WHAT NEEDS TO BE DONE:
Your task is to print all of the data word for word.

PROVIDED ENTRIES:

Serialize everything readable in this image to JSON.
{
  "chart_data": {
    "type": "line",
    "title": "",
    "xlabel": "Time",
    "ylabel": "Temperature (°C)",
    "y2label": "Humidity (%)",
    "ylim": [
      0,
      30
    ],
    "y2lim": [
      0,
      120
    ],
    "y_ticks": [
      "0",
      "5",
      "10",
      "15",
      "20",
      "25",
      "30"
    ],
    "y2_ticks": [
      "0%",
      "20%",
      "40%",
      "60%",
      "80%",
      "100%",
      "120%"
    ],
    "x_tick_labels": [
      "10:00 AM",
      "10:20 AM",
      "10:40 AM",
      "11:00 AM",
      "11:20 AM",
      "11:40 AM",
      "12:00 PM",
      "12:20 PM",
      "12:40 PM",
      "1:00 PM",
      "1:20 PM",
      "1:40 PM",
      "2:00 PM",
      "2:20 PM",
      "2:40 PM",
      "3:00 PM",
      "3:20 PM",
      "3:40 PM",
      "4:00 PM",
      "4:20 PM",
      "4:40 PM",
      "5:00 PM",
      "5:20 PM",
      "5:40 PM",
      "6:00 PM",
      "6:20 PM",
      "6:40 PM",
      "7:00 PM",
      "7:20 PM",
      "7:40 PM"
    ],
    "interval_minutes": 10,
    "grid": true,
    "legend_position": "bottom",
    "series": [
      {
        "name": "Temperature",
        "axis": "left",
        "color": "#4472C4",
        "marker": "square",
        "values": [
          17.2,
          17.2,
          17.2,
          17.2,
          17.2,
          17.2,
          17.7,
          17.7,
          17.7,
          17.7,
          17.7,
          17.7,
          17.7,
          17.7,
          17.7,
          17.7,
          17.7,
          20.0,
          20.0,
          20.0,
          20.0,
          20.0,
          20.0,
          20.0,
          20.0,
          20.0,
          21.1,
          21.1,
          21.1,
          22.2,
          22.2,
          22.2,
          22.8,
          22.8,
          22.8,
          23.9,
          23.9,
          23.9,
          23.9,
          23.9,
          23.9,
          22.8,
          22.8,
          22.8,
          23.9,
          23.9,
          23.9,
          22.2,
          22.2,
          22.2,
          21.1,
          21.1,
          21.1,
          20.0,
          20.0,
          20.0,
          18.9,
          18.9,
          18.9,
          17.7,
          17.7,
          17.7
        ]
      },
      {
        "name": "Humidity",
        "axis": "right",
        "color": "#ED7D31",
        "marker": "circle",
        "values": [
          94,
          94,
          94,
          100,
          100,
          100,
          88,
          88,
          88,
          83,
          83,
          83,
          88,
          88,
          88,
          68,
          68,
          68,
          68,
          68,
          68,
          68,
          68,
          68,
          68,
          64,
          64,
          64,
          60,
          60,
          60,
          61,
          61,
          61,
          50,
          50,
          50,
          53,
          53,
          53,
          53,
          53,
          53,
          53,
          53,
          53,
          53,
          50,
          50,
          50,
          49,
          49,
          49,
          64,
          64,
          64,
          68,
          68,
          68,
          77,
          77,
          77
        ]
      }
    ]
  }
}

RESULT OF THE EXERCISE:
Serialize everything readable in this image to JSON.
{
  "chart_data": {
    "type": "line",
    "title": "",
    "xlabel": "Time",
    "ylabel": "Temperature (°C)",
    "y2label": "Humidity (%)",
    "ylim": [
      0,
      30
    ],
    "y2lim": [
      0,
      120
    ],
    "y_ticks": [
      "0",
      "5",
      "10",
      "15",
      "20",
      "25",
      "30"
    ],
    "y2_ticks": [
      "0%",
      "20%",
      "40%",
      "60%",
      "80%",
      "100%",
      "120%"
    ],
    "x_tick_labels": [
      "10:00 AM",
      "10:20 AM",
      "10:40 AM",
      "11:00 AM",
      "11:20 AM",
      "11:40 AM",
      "12:00 PM",
      "12:20 PM",
      "12:40 PM",
      "1:00 PM",
      "1:20 PM",
      "1:40 PM",
      "2:00 PM",
      "2:20 PM",
      "2:40 PM",
      "3:00 PM",
      "3:20 PM",
      "3:40 PM",
      "4:00 PM",
      "4:20 PM",
      "4:40 PM",
      "5:00 PM",
      "5:20 PM",
      "5:40 PM",
      "6:00 PM",
      "6:20 PM",
      "6:40 PM",
      "7:00 PM",
      "7:20 PM",
      "7:40 PM"
    ],
    "interval_minutes": 10,
    "grid": true,
    "legend_position": "bottom",
    "series": [
      {
        "name": "Temperature",
        "axis": "left",
        "color": "#4472C4",
        "marker": "square",
        "values": [
          17.2,
          17.2,
          17.2,
          17.2,
          17.2,
          17.2,
          17.7,
          17.7,
          17.7,
          17.7,
          17.7,
          17.7,
          17.7,
          17.7,
          17.7,
          17.7,
          17.7,
          20.0,
          20.0,
          20.0,
          20.0,
          20.0,
          20.0,
          20.0,
          20.0,
          20.0,
          21.1,
          21.1,
          21.1,
          22.2,
          22.2,
          22.2,
          22.8,
          22.8,
          22.8,
          23.9,
          23.9,
          23.9,
          23.9,
          23.9,
          23.9,
          22.8,
          22.8,
          22.8,
          23.9,
          23.9,
          23.9,
          22.2,
          22.2,
          22.2,
          21.1,
          21.1,
          21.1,
          20.0,
          20.0,
          20.0,
          18.9,
          18.9,
          18.9,
          17.7,
          17.7,
          17.7
        ]
      },
      {
        "name": "Humidity",
        "axis": "right",
        "color": "#ED7D31",
        "marker": "circle",
        "values": [
          94,
          94,
          94,
          100,
          100,
          100,
          88,
          88,
          88,
          83,
          83,
          83,
          88,
          88,
          88,
          68,
          68,
          68,
          68,
          68,
          68,
          68,
          68,
          68,
          68,
          64,
          64,
          64,
          60,
          60,
          60,
          61,
          61,
          61,
          50,
          50,
          50,
          53,
          53,
          53,
          53,
          53,
          53,
          53,
          53,
          53,
          53,
          50,
          50,
          50,
          49,
          49,
          49,
          64,
          64,
          64,
          68,
          68,
          68,
          77,
          77,
          77
        ]
      }
    ]
  }
}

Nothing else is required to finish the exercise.